> **REQUEST**
Exact reproduction is required for all entries.

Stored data
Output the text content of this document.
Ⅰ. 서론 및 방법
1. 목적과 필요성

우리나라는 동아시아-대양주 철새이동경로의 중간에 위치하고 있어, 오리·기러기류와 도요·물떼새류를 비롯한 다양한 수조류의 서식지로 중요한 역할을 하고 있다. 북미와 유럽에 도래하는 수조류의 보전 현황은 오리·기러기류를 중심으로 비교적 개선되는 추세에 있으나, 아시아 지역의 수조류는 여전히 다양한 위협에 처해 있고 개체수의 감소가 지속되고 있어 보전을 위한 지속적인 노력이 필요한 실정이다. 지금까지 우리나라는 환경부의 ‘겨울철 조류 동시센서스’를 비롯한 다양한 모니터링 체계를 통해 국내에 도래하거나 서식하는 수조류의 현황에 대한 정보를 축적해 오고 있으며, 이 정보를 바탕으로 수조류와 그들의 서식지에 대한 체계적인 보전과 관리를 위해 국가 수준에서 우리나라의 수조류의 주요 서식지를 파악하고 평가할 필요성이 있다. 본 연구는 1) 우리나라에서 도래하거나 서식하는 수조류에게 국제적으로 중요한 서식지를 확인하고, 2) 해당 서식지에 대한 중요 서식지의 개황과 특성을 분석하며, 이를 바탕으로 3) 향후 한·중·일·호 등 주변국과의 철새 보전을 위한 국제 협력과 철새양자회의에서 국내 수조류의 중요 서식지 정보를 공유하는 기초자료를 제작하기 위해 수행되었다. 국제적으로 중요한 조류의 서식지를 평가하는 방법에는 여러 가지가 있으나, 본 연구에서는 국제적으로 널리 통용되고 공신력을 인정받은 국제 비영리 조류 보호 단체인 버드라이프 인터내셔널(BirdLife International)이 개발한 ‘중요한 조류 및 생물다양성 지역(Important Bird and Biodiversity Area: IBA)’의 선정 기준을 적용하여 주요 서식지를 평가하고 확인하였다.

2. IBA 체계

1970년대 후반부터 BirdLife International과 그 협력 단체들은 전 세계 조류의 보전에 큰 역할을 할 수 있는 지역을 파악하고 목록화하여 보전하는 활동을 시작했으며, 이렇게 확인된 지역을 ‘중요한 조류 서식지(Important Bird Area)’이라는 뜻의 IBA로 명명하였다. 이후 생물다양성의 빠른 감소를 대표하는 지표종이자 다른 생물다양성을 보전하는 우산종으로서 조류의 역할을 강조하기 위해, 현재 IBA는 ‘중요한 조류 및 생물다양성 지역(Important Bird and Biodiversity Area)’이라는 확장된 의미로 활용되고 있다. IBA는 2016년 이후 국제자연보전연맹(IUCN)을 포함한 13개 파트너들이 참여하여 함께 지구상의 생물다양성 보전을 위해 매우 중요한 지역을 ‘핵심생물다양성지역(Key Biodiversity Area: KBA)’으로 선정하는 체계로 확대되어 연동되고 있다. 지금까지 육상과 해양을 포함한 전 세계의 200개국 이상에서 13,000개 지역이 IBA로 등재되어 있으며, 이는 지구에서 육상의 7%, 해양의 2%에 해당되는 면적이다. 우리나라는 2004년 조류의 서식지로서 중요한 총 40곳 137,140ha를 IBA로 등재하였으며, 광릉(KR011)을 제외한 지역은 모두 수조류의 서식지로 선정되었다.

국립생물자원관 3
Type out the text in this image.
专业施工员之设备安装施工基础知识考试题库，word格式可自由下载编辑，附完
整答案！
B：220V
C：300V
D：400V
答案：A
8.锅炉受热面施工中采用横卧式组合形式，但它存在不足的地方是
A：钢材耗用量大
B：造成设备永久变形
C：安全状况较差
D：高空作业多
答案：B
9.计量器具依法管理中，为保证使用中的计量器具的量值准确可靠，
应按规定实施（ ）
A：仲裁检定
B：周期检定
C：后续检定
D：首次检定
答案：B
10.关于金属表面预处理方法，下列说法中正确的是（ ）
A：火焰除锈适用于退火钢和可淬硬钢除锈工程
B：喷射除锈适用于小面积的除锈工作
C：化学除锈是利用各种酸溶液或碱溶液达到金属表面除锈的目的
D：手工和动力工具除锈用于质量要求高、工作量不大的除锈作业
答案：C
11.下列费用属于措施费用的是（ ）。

> **PROBLEM SOLUTION**
Output the text content of this document.
Ⅰ. 서론 및 방법
1. 목적과 필요성

우리나라는 동아시아-대양주 철새이동경로의 중간에 위치하고 있어, 오리·기러기류와 도요·물떼새류를 비롯한 다양한 수조류의 서식지로 중요한 역할을 하고 있다. 북미와 유럽에 도래하는 수조류의 보전 현황은 오리·기러기류를 중심으로 비교적 개선되는 추세에 있으나, 아시아 지역의 수조류는 여전히 다양한 위협에 처해 있고 개체수의 감소가 지속되고 있어 보전을 위한 지속적인 노력이 필요한 실정이다. 지금까지 우리나라는 환경부의 ‘겨울철 조류 동시센서스’를 비롯한 다양한 모니터링 체계를 통해 국내에 도래하거나 서식하는 수조류의 현황에 대한 정보를 축적해 오고 있으며, 이 정보를 바탕으로 수조류와 그들의 서식지에 대한 체계적인 보전과 관리를 위해 국가 수준에서 우리나라의 수조류의 주요 서식지를 파악하고 평가할 필요성이 있다. 본 연구는 1) 우리나라에서 도래하거나 서식하는 수조류에게 국제적으로 중요한 서식지를 확인하고, 2) 해당 서식지에 대한 중요 서식지의 개황과 특성을 분석하며, 이를 바탕으로 3) 향후 한·중·일·호 등 주변국과의 철새 보전을 위한 국제 협력과 철새양자회의에서 국내 수조류의 중요 서식지 정보를 공유하는 기초자료를 제작하기 위해 수행되었다. 국제적으로 중요한 조류의 서식지를 평가하는 방법에는 여러 가지가 있으나, 본 연구에서는 국제적으로 널리 통용되고 공신력을 인정받은 국제 비영리 조류 보호 단체인 버드라이프 인터내셔널(BirdLife International)이 개발한 ‘중요한 조류 및 생물다양성 지역(Important Bird and Biodiversity Area: IBA)’의 선정 기준을 적용하여 주요 서식지를 평가하고 확인하였다.

2. IBA 체계

1970년대 후반부터 BirdLife International과 그 협력 단체들은 전 세계 조류의 보전에 큰 역할을 할 수 있는 지역을 파악하고 목록화하여 보전하는 활동을 시작했으며, 이렇게 확인된 지역을 ‘중요한 조류 서식지(Important Bird Area)’이라는 뜻의 IBA로 명명하였다. 이후 생물다양성의 빠른 감소를 대표하는 지표종이자 다른 생물다양성을 보전하는 우산종으로서 조류의 역할을 강조하기 위해, 현재 IBA는 ‘중요한 조류 및 생물다양성 지역(Important Bird and Biodiversity Area)’이라는 확장된 의미로 활용되고 있다. IBA는 2016년 이후 국제자연보전연맹(IUCN)을 포함한 13개 파트너들이 참여하여 함께 지구상의 생물다양성 보전을 위해 매우 중요한 지역을 ‘핵심생물다양성지역(Key Biodiversity Area: KBA)’으로 선정하는 체계로 확대되어 연동되고 있다. 지금까지 육상과 해양을 포함한 전 세계의 200개국 이상에서 13,000개 지역이 IBA로 등재되어 있으며, 이는 지구에서 육상의 7%, 해양의 2%에 해당되는 면적이다. 우리나라는 2004년 조류의 서식지로서 중요한 총 40곳 137,140ha를 IBA로 등재하였으며, 광릉(KR011)을 제외한 지역은 모두 수조류의 서식지로 선정되었다.

국립생물자원관 3
Type out the text in this image.
专业施工员之设备安装施工基础知识考试题库，word格式可自由下载编辑，附完
整答案！
B：220V
C：300V
D：400V
答案：A
8.锅炉受热面施工中采用横卧式组合形式，但它存在不足的地方是
A：钢材耗用量大
B：造成设备永久变形
C：安全状况较差
D：高空作业多
答案：B
9.计量器具依法管理中，为保证使用中的计量器具的量值准确可靠，
应按规定实施（ ）
A：仲裁检定
B：周期检定
C：后续检定
D：首次检定
答案：B
10.关于金属表面预处理方法，下列说法中正确的是（ ）
A：火焰除锈适用于退火钢和可淬硬钢除锈工程
B：喷射除锈适用于小面积的除锈工作
C：化学除锈是利用各种酸溶液或碱溶液达到金属表面除锈的目的
D：手工和动力工具除锈用于质量要求高、工作量不大的除锈作业
答案：C
11.下列费用属于措施费用的是（ ）。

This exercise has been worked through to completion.